▶ **Instructions to follow**: Search the material and gather each line with "vertex" in it.

▶ **Records that describe figures**:
* * *

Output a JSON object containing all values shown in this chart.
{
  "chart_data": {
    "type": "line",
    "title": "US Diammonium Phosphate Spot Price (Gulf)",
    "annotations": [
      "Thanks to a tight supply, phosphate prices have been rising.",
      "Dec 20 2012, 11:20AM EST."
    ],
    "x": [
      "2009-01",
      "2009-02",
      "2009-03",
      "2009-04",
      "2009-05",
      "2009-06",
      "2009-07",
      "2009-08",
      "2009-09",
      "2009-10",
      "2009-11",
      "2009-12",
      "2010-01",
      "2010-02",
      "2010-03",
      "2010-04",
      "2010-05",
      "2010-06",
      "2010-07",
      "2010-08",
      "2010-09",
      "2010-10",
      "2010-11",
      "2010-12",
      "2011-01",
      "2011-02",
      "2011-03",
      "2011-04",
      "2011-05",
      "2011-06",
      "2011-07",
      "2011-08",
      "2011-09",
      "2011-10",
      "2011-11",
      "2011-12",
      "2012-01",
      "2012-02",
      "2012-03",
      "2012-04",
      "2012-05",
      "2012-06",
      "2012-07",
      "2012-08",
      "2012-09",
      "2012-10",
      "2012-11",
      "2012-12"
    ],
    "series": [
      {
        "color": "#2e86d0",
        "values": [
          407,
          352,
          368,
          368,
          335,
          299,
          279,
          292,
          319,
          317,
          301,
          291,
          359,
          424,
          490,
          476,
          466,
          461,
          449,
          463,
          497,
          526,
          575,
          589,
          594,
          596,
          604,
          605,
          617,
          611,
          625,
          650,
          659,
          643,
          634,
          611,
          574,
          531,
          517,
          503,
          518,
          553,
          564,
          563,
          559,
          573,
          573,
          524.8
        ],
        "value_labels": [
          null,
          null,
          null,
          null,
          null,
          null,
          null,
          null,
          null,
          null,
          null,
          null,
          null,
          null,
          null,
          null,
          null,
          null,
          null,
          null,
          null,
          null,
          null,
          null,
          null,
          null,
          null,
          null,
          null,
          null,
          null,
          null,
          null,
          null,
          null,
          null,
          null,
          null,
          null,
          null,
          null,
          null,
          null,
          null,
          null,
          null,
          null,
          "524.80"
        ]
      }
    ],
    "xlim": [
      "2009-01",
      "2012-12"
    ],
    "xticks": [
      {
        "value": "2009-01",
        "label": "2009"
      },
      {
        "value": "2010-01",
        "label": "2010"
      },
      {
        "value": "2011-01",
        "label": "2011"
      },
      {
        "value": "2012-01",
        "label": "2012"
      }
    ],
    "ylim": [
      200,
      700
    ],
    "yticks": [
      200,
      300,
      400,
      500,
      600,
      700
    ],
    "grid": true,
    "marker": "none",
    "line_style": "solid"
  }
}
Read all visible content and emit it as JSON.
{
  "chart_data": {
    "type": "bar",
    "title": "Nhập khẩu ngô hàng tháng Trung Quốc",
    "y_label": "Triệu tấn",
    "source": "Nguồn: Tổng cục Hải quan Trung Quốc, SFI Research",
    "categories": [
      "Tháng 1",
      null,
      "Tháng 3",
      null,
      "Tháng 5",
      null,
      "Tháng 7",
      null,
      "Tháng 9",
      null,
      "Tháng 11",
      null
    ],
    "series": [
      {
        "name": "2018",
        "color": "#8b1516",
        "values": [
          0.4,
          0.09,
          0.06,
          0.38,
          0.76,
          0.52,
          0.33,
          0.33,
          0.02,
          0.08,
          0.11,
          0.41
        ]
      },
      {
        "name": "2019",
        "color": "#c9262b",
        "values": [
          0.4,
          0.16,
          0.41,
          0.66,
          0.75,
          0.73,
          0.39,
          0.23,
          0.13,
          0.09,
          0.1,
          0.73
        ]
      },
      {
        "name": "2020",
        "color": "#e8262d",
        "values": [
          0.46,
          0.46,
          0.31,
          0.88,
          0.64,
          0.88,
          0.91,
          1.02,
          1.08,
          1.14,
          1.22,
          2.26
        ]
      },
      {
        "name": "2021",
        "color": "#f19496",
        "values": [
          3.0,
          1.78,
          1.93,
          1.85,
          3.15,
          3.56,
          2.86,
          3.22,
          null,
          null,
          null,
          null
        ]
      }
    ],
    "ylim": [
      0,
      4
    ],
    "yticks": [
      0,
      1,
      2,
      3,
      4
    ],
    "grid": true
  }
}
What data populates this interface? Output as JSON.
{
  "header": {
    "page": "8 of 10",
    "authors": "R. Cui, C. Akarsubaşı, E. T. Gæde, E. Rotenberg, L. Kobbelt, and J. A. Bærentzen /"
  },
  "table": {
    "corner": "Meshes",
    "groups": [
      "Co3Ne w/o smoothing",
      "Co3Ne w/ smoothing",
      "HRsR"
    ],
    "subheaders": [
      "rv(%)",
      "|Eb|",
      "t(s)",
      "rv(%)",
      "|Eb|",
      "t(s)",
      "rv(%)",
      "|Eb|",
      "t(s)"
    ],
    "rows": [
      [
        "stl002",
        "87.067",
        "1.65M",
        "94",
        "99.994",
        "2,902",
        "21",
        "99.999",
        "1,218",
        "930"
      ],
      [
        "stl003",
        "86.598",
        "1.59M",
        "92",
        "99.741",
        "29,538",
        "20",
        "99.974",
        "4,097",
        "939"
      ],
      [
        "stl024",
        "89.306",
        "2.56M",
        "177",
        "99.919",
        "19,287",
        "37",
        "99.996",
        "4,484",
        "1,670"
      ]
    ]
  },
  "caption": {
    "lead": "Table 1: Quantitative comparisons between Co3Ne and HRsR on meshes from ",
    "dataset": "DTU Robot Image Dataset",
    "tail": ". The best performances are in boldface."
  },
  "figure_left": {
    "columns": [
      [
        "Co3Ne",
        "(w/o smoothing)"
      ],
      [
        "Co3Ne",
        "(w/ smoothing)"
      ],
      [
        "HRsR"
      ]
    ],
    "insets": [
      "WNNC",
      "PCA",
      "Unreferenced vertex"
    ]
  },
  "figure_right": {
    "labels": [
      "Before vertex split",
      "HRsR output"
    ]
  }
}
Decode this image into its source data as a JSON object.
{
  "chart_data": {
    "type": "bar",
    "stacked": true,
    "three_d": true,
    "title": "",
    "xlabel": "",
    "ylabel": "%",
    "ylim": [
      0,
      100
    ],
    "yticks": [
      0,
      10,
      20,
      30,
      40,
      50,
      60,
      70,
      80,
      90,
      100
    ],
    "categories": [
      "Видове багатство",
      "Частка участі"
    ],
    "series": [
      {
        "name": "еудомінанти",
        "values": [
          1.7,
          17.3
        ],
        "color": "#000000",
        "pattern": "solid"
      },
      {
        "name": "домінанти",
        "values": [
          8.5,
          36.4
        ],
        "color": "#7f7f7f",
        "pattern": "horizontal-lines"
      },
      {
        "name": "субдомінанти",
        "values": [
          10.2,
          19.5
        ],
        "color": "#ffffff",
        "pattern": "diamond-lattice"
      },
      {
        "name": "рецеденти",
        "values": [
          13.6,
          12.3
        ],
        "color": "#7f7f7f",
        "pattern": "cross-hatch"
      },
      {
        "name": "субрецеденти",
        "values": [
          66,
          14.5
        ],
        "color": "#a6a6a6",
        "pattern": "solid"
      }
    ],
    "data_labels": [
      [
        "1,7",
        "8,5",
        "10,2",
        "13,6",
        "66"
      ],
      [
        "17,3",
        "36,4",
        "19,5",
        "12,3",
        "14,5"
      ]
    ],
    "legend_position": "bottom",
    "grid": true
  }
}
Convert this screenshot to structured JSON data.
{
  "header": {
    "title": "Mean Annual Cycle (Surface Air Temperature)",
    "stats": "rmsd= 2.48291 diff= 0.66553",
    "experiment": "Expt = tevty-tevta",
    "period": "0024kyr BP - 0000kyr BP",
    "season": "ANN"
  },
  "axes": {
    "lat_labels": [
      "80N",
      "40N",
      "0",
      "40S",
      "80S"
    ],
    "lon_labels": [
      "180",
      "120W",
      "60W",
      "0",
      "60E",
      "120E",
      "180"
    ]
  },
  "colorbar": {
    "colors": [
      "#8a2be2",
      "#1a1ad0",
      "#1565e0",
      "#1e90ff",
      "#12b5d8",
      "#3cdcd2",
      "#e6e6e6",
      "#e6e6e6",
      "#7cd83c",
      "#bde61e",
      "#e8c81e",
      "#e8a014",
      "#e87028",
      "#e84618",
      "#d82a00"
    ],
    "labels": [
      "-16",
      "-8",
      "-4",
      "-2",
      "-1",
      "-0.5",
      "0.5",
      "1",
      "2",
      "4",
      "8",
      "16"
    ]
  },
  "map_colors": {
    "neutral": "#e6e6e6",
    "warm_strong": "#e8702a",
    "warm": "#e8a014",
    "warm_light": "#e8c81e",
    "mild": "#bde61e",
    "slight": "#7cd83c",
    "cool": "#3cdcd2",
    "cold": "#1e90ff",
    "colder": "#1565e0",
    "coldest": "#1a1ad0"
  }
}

* * *

▶ **Complete response**:
      "Unreferenced vertex"
      "Before vertex split",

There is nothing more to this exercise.